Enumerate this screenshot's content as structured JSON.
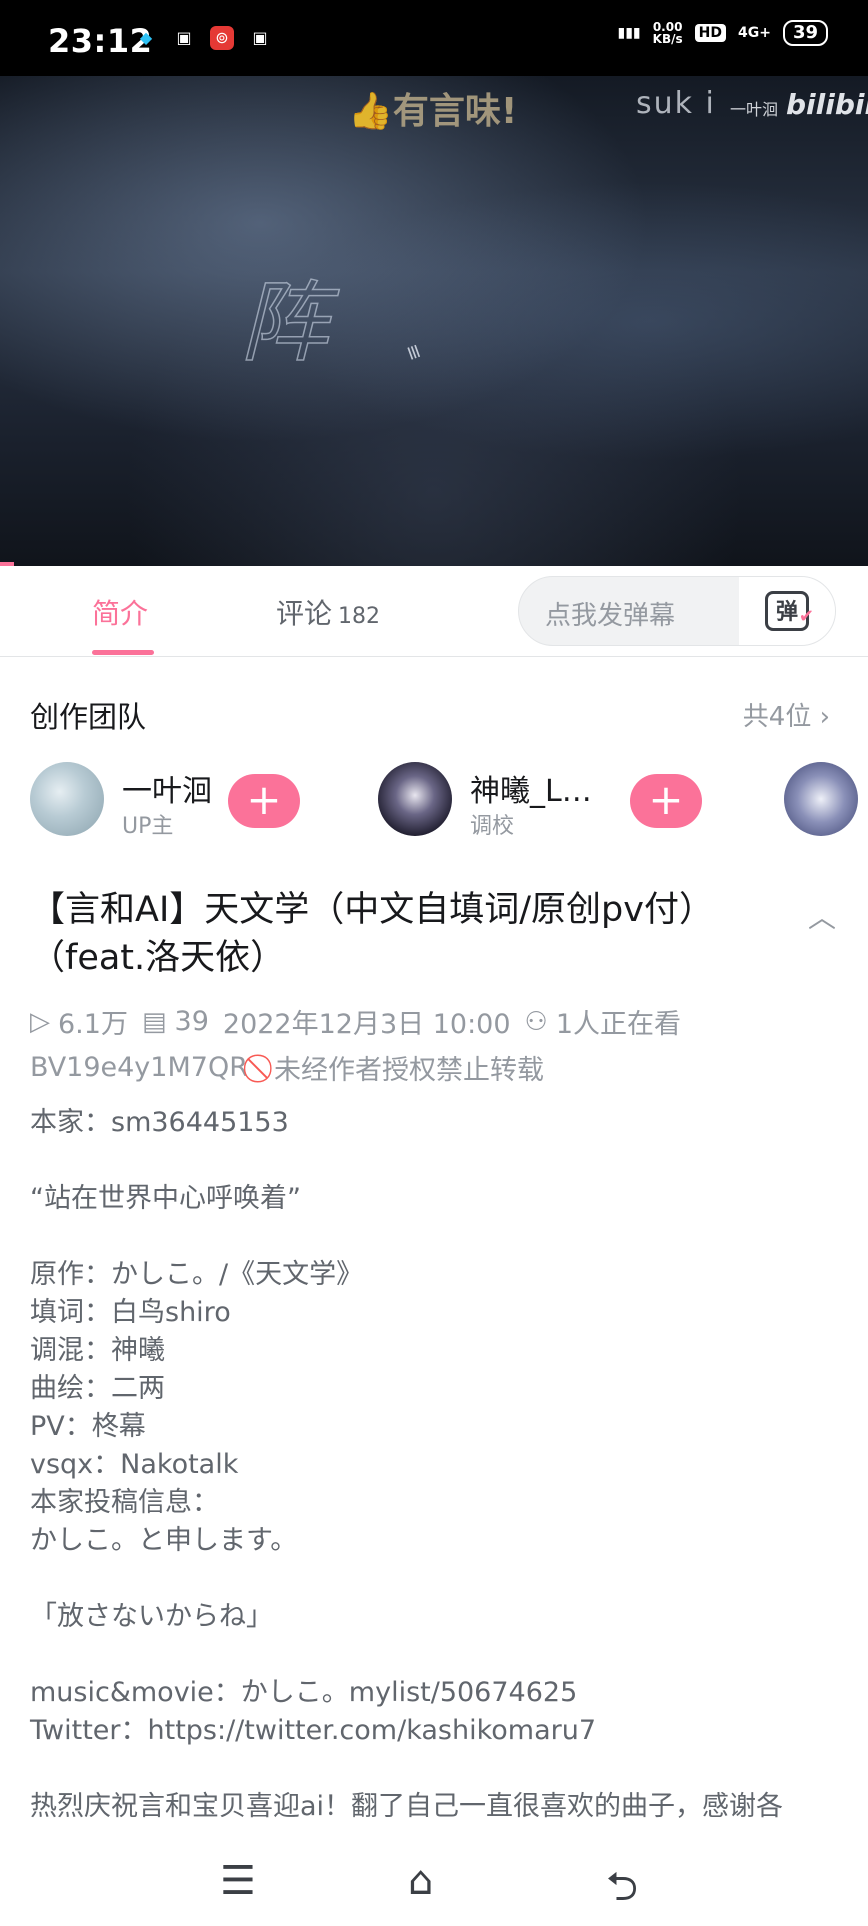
{
  "status_bar": {
    "time": "23:12",
    "left_icons": [
      "qq-icon",
      "bilibili-tv-icon",
      "netease-music-icon",
      "bilibili-tv-icon"
    ],
    "network_speed_value": "0.00",
    "network_speed_unit": "KB/s",
    "hd_label": "HD",
    "signal_label": "4G+",
    "battery_level": "39"
  },
  "video": {
    "watermark_like": "有言味!",
    "watermark_suki": "suk i",
    "watermark_author": "一叶洄",
    "watermark_brand": "bilibili",
    "overlay_char": "阵",
    "progress_fraction": 0.016
  },
  "tabs": {
    "intro_label": "简介",
    "comments_label": "评论",
    "comments_count": "182",
    "danmaku_placeholder": "点我发弹幕",
    "danmaku_icon_text": "弹"
  },
  "team": {
    "title": "创作团队",
    "count_label": "共4位",
    "members": [
      {
        "name": "一叶洄",
        "role": "UP主"
      },
      {
        "name": "神曦_L…",
        "role": "调校"
      }
    ]
  },
  "video_info": {
    "title": "【言和AI】天文学（中文自填词/原创pv付）（feat.洛天依）",
    "views": "6.1万",
    "danmaku_count": "39",
    "publish_time": "2022年12月3日 10:00",
    "watching": "1人正在看",
    "bvid": "BV19e4y1M7QR",
    "repost_notice": "未经作者授权禁止转载"
  },
  "description": {
    "lines": [
      "本家：sm36445153",
      "",
      "“站在世界中心呼唤着”",
      "",
      "原作：かしこ。/《天文学》",
      "填词：白鸟shiro",
      "调混：神曦",
      "曲绘：二两",
      "PV：柊幕",
      "vsqx：Nakotalk",
      "本家投稿信息：",
      "かしこ。と申します。",
      "",
      "「放さないからね」",
      "",
      "music&movie：かしこ。mylist/50674625",
      "Twitter：https://twitter.com/kashikomaru7",
      "",
      "热烈庆祝言和宝贝喜迎ai！翻了自己一直很喜欢的曲子，感谢各"
    ]
  },
  "nav_bar": {
    "icons": [
      "menu-icon",
      "home-icon",
      "back-icon"
    ]
  },
  "colors": {
    "accent": "#fb7299",
    "forbid": "#f85a54",
    "muted": "#9499a0"
  }
}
───
Your task
Quote the entries above word for word. Leave the images out.

The output
Enumerate this screenshot's content as structured JSON.
{
  "status_bar": {
    "time": "23:12",
    "left_icons": [
      "qq-icon",
      "bilibili-tv-icon",
      "netease-music-icon",
      "bilibili-tv-icon"
    ],
    "network_speed_value": "0.00",
    "network_speed_unit": "KB/s",
    "hd_label": "HD",
    "signal_label": "4G+",
    "battery_level": "39"
  },
  "video": {
    "watermark_like": "有言味!",
    "watermark_suki": "suk i",
    "watermark_author": "一叶洄",
    "watermark_brand": "bilibili",
    "overlay_char": "阵",
    "progress_fraction": 0.016
  },
  "tabs": {
    "intro_label": "简介",
    "comments_label": "评论",
    "comments_count": "182",
    "danmaku_placeholder": "点我发弹幕",
    "danmaku_icon_text": "弹"
  },
  "team": {
    "title": "创作团队",
    "count_label": "共4位",
    "members": [
      {
        "name": "一叶洄",
        "role": "UP主"
      },
      {
        "name": "神曦_L…",
        "role": "调校"
      }
    ]
  },
  "video_info": {
    "title": "【言和AI】天文学（中文自填词/原创pv付）（feat.洛天依）",
    "views": "6.1万",
    "danmaku_count": "39",
    "publish_time": "2022年12月3日 10:00",
    "watching": "1人正在看",
    "bvid": "BV19e4y1M7QR",
    "repost_notice": "未经作者授权禁止转载"
  },
  "description": {
    "lines": [
      "本家：sm36445153",
      "",
      "“站在世界中心呼唤着”",
      "",
      "原作：かしこ。/《天文学》",
      "填词：白鸟shiro",
      "调混：神曦",
      "曲绘：二两",
      "PV：柊幕",
      "vsqx：Nakotalk",
      "本家投稿信息：",
      "かしこ。と申します。",
      "",
      "「放さないからね」",
      "",
      "music&movie：かしこ。mylist/50674625",
      "Twitter：https://twitter.com/kashikomaru7",
      "",
      "热烈庆祝言和宝贝喜迎ai！翻了自己一直很喜欢的曲子，感谢各"
    ]
  },
  "nav_bar": {
    "icons": [
      "menu-icon",
      "home-icon",
      "back-icon"
    ]
  },
  "colors": {
    "accent": "#fb7299",
    "forbid": "#f85a54",
    "muted": "#9499a0"
  }
}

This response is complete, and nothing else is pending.